### WRITTEN INSTRUCTION
Return, word for word, every line that follows.

### AVAILABLE DATA
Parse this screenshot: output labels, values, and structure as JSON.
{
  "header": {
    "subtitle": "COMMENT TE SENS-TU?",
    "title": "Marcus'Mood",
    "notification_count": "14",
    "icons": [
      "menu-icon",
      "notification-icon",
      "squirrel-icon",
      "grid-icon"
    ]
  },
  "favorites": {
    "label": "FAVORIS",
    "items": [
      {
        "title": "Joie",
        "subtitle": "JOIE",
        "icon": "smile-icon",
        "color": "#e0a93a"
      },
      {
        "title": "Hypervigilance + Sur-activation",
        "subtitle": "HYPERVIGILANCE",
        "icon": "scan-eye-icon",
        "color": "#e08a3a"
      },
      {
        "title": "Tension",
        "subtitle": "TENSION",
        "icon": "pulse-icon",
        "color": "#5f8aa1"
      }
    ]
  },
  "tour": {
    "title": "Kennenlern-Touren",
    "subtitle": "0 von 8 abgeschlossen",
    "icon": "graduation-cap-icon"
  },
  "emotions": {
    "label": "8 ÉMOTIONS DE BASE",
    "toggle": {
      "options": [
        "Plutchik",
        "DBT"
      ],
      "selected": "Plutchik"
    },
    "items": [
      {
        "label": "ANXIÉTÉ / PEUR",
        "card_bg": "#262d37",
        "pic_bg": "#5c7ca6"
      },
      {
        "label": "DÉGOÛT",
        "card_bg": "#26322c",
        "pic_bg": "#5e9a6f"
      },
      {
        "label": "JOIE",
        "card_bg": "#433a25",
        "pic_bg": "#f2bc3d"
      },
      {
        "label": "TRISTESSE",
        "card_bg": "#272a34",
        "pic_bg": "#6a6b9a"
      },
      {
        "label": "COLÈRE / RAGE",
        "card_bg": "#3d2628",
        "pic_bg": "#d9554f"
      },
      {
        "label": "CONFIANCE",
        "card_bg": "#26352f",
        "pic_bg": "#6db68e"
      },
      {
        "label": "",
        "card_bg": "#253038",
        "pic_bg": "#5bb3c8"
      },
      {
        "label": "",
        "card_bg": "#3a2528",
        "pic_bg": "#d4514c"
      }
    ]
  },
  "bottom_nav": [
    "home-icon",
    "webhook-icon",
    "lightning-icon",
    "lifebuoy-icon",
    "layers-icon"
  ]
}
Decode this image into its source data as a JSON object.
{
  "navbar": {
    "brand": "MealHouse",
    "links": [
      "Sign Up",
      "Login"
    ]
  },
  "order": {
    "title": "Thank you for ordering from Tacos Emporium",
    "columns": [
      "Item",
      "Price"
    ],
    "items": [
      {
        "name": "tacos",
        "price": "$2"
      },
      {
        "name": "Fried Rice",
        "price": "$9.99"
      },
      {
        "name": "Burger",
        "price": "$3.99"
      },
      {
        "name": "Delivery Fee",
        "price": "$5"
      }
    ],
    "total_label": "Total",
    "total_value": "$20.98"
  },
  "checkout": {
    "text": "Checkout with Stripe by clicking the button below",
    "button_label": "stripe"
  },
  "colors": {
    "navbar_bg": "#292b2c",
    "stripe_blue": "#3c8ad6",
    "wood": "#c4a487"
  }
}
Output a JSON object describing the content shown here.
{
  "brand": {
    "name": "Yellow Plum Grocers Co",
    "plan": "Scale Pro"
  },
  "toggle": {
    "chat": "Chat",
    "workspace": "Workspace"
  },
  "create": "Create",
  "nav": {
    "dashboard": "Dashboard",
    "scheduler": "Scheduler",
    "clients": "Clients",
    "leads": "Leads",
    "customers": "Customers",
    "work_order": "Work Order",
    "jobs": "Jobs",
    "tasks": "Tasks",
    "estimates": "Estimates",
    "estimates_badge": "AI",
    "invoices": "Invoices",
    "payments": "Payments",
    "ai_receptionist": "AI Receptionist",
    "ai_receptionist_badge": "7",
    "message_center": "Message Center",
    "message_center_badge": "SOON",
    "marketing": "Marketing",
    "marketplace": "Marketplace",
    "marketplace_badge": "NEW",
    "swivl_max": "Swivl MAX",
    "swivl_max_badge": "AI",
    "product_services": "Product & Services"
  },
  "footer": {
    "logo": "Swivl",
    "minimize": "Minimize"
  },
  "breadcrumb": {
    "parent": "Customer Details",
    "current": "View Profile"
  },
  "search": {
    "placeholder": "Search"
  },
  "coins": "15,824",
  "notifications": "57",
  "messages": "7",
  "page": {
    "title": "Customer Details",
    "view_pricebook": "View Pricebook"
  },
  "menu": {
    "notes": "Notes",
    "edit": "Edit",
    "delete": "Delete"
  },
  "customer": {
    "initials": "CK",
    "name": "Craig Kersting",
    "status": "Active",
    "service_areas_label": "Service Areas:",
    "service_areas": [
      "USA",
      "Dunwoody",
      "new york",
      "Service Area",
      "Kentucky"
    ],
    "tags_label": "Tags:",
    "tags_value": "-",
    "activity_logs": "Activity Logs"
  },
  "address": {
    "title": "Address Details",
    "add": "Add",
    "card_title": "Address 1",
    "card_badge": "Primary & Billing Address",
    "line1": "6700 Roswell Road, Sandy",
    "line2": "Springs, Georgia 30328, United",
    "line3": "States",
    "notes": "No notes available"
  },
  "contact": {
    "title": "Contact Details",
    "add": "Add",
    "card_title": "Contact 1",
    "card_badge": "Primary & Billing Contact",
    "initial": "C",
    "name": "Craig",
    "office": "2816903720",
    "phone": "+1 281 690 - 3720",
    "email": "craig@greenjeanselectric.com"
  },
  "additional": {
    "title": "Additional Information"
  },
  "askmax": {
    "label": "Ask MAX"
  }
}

### OUTPUT
Parse this screenshot: output labels, values, and structure as JSON.
{
  "header": {
    "subtitle": "COMMENT TE SENS-TU?",
    "title": "Marcus'Mood",
    "notification_count": "14",
    "icons": [
      "menu-icon",
      "notification-icon",
      "squirrel-icon",
      "grid-icon"
    ]
  },
  "favorites": {
    "label": "FAVORIS",
    "items": [
      {
        "title": "Joie",
        "subtitle": "JOIE",
        "icon": "smile-icon",
        "color": "#e0a93a"
      },
      {
        "title": "Hypervigilance + Sur-activation",
        "subtitle": "HYPERVIGILANCE",
        "icon": "scan-eye-icon",
        "color": "#e08a3a"
      },
      {
        "title": "Tension",
        "subtitle": "TENSION",
        "icon": "pulse-icon",
        "color": "#5f8aa1"
      }
    ]
  },
  "tour": {
    "title": "Kennenlern-Touren",
    "subtitle": "0 von 8 abgeschlossen",
    "icon": "graduation-cap-icon"
  },
  "emotions": {
    "label": "8 ÉMOTIONS DE BASE",
    "toggle": {
      "options": [
        "Plutchik",
        "DBT"
      ],
      "selected": "Plutchik"
    },
    "items": [
      {
        "label": "ANXIÉTÉ / PEUR",
        "card_bg": "#262d37",
        "pic_bg": "#5c7ca6"
      },
      {
        "label": "DÉGOÛT",
        "card_bg": "#26322c",
        "pic_bg": "#5e9a6f"
      },
      {
        "label": "JOIE",
        "card_bg": "#433a25",
        "pic_bg": "#f2bc3d"
      },
      {
        "label": "TRISTESSE",
        "card_bg": "#272a34",
        "pic_bg": "#6a6b9a"
      },
      {
        "label": "COLÈRE / RAGE",
        "card_bg": "#3d2628",
        "pic_bg": "#d9554f"
      },
      {
        "label": "CONFIANCE",
        "card_bg": "#26352f",
        "pic_bg": "#6db68e"
      },
      {
        "label": "",
        "card_bg": "#253038",
        "pic_bg": "#5bb3c8"
      },
      {
        "label": "",
        "card_bg": "#3a2528",
        "pic_bg": "#d4514c"
      }
    ]
  },
  "bottom_nav": [
    "home-icon",
    "webhook-icon",
    "lightning-icon",
    "lifebuoy-icon",
    "layers-icon"
  ]
}
Decode this image into its source data as a JSON object.
{
  "navbar": {
    "brand": "MealHouse",
    "links": [
      "Sign Up",
      "Login"
    ]
  },
  "order": {
    "title": "Thank you for ordering from Tacos Emporium",
    "columns": [
      "Item",
      "Price"
    ],
    "items": [
      {
        "name": "tacos",
        "price": "$2"
      },
      {
        "name": "Fried Rice",
        "price": "$9.99"
      },
      {
        "name": "Burger",
        "price": "$3.99"
      },
      {
        "name": "Delivery Fee",
        "price": "$5"
      }
    ],
    "total_label": "Total",
    "total_value": "$20.98"
  },
  "checkout": {
    "text": "Checkout with Stripe by clicking the button below",
    "button_label": "stripe"
  },
  "colors": {
    "navbar_bg": "#292b2c",
    "stripe_blue": "#3c8ad6",
    "wood": "#c4a487"
  }
}
Output a JSON object describing the content shown here.
{
  "brand": {
    "name": "Yellow Plum Grocers Co",
    "plan": "Scale Pro"
  },
  "toggle": {
    "chat": "Chat",
    "workspace": "Workspace"
  },
  "create": "Create",
  "nav": {
    "dashboard": "Dashboard",
    "scheduler": "Scheduler",
    "clients": "Clients",
    "leads": "Leads",
    "customers": "Customers",
    "work_order": "Work Order",
    "jobs": "Jobs",
    "tasks": "Tasks",
    "estimates": "Estimates",
    "estimates_badge": "AI",
    "invoices": "Invoices",
    "payments": "Payments",
    "ai_receptionist": "AI Receptionist",
    "ai_receptionist_badge": "7",
    "message_center": "Message Center",
    "message_center_badge": "SOON",
    "marketing": "Marketing",
    "marketplace": "Marketplace",
    "marketplace_badge": "NEW",
    "swivl_max": "Swivl MAX",
    "swivl_max_badge": "AI",
    "product_services": "Product & Services"
  },
  "footer": {
    "logo": "Swivl",
    "minimize": "Minimize"
  },
  "breadcrumb": {
    "parent": "Customer Details",
    "current": "View Profile"
  },
  "search": {
    "placeholder": "Search"
  },
  "coins": "15,824",
  "notifications": "57",
  "messages": "7",
  "page": {
    "title": "Customer Details",
    "view_pricebook": "View Pricebook"
  },
  "menu": {
    "notes": "Notes",
    "edit": "Edit",
    "delete": "Delete"
  },
  "customer": {
    "initials": "CK",
    "name": "Craig Kersting",
    "status": "Active",
    "service_areas_label": "Service Areas:",
    "service_areas": [
      "USA",
      "Dunwoody",
      "new york",
      "Service Area",
      "Kentucky"
    ],
    "tags_label": "Tags:",
    "tags_value": "-",
    "activity_logs": "Activity Logs"
  },
  "address": {
    "title": "Address Details",
    "add": "Add",
    "card_title": "Address 1",
    "card_badge": "Primary & Billing Address",
    "line1": "6700 Roswell Road, Sandy",
    "line2": "Springs, Georgia 30328, United",
    "line3": "States",
    "notes": "No notes available"
  },
  "contact": {
    "title": "Contact Details",
    "add": "Add",
    "card_title": "Contact 1",
    "card_badge": "Primary & Billing Contact",
    "initial": "C",
    "name": "Craig",
    "office": "2816903720",
    "phone": "+1 281 690 - 3720",
    "email": "craig@greenjeanselectric.com"
  },
  "additional": {
    "title": "Additional Information"
  },
  "askmax": {
    "label": "Ask MAX"
  }
}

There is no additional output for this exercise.